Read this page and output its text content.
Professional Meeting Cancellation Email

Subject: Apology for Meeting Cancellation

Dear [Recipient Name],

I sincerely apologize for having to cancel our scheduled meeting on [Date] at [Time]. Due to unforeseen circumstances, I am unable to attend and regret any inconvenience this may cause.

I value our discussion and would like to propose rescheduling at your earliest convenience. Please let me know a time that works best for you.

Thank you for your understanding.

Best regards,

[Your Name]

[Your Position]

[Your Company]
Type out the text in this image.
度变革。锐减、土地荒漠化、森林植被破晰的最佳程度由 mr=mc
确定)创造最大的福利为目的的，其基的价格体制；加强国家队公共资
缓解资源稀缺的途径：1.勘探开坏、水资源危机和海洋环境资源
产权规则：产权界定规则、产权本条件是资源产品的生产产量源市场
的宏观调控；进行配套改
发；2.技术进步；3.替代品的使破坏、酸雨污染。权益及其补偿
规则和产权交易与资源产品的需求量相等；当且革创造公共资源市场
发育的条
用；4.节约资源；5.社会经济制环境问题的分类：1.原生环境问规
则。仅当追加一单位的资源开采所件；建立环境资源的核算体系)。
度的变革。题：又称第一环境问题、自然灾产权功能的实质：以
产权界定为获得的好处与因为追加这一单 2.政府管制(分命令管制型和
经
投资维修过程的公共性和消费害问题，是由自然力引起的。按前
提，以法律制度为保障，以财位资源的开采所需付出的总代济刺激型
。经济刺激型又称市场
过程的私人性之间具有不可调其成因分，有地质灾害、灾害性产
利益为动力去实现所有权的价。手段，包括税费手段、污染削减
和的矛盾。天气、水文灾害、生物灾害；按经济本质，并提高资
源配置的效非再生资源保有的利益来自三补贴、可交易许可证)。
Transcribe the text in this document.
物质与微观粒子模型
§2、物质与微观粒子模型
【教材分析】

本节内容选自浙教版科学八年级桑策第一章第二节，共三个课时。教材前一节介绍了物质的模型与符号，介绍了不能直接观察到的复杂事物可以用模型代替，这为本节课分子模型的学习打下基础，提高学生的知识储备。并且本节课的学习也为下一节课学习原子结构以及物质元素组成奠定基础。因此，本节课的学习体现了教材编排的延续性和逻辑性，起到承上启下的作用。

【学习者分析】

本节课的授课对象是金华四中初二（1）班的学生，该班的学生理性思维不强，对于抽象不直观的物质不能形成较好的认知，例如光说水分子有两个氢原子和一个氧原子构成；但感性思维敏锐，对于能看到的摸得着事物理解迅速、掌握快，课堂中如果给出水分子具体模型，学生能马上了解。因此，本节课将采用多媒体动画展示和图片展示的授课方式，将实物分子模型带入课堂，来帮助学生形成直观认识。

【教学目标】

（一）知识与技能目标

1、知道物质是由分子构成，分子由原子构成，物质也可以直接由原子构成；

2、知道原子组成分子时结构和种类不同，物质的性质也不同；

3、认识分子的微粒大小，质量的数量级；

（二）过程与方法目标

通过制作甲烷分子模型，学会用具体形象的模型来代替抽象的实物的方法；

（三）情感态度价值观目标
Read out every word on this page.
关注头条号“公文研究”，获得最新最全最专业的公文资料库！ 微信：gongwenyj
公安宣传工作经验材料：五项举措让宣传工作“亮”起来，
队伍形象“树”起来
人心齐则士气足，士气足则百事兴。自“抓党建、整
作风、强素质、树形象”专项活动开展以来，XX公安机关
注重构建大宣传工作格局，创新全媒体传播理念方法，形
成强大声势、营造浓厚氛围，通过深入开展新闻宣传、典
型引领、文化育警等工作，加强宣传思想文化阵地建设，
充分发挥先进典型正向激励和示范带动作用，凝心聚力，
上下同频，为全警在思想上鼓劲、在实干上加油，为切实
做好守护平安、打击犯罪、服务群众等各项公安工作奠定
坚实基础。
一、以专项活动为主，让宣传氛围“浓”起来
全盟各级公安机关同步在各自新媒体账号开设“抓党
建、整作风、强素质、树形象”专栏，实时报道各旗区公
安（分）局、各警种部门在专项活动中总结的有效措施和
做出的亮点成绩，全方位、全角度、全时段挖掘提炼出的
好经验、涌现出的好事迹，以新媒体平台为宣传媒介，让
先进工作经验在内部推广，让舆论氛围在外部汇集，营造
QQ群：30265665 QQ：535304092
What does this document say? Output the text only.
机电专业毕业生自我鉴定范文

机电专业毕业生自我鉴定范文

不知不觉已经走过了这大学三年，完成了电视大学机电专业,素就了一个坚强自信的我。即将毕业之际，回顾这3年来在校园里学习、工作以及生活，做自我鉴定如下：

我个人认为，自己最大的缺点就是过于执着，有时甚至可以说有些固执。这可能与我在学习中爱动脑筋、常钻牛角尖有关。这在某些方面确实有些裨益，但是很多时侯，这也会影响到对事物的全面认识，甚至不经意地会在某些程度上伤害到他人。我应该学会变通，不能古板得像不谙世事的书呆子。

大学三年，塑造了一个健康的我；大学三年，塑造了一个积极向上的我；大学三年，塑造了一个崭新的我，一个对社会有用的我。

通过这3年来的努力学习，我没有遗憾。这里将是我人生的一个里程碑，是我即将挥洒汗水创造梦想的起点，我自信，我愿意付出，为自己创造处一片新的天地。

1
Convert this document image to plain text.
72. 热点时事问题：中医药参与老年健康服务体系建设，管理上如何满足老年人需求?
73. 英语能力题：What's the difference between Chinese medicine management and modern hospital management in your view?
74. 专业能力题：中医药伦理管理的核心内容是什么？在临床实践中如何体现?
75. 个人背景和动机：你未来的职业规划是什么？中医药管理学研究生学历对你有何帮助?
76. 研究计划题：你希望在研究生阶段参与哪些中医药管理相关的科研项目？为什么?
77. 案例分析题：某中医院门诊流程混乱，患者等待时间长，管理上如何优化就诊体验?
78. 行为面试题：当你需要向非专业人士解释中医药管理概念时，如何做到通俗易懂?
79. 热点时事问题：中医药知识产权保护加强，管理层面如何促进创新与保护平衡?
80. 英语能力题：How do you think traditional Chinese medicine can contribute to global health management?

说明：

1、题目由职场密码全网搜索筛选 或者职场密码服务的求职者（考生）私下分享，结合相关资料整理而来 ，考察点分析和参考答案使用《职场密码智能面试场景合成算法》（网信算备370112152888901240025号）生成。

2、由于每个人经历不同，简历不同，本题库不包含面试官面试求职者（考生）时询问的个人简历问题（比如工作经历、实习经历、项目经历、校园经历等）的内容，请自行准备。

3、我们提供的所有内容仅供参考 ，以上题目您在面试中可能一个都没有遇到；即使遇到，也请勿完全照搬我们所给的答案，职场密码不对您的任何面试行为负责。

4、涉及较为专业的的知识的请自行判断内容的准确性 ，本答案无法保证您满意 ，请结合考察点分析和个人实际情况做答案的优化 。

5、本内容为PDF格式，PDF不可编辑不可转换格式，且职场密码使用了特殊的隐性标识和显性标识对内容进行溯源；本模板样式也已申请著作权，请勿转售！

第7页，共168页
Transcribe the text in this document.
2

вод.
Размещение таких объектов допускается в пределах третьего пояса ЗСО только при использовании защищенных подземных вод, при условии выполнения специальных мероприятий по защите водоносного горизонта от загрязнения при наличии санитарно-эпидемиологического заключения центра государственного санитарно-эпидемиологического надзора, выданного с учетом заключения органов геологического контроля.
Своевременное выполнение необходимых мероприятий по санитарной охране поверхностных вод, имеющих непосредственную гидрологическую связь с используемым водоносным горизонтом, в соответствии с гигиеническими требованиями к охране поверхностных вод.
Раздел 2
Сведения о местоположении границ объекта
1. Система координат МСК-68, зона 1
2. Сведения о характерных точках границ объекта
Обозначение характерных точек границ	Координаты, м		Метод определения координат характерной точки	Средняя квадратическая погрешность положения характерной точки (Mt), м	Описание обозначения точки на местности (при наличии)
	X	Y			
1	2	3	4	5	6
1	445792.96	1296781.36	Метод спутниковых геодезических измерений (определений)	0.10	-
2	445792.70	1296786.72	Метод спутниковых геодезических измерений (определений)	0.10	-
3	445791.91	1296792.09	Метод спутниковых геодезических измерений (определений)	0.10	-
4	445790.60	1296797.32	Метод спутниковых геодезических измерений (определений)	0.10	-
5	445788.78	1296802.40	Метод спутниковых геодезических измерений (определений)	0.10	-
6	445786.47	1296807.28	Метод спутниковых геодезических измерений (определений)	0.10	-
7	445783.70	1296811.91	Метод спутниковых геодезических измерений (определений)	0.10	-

TASK REQUIREMENTS
Extract every line containing the string "координат" from the material.

CORRECT OUTPUT
1. Система координат МСК-68, зона 1
Обозначение характерных точек границ	Координаты, м		Метод определения координат характерной точки	Средняя квадратическая погрешность положения характерной точки (Mt), м	Описание обозначения точки на местности (при наличии)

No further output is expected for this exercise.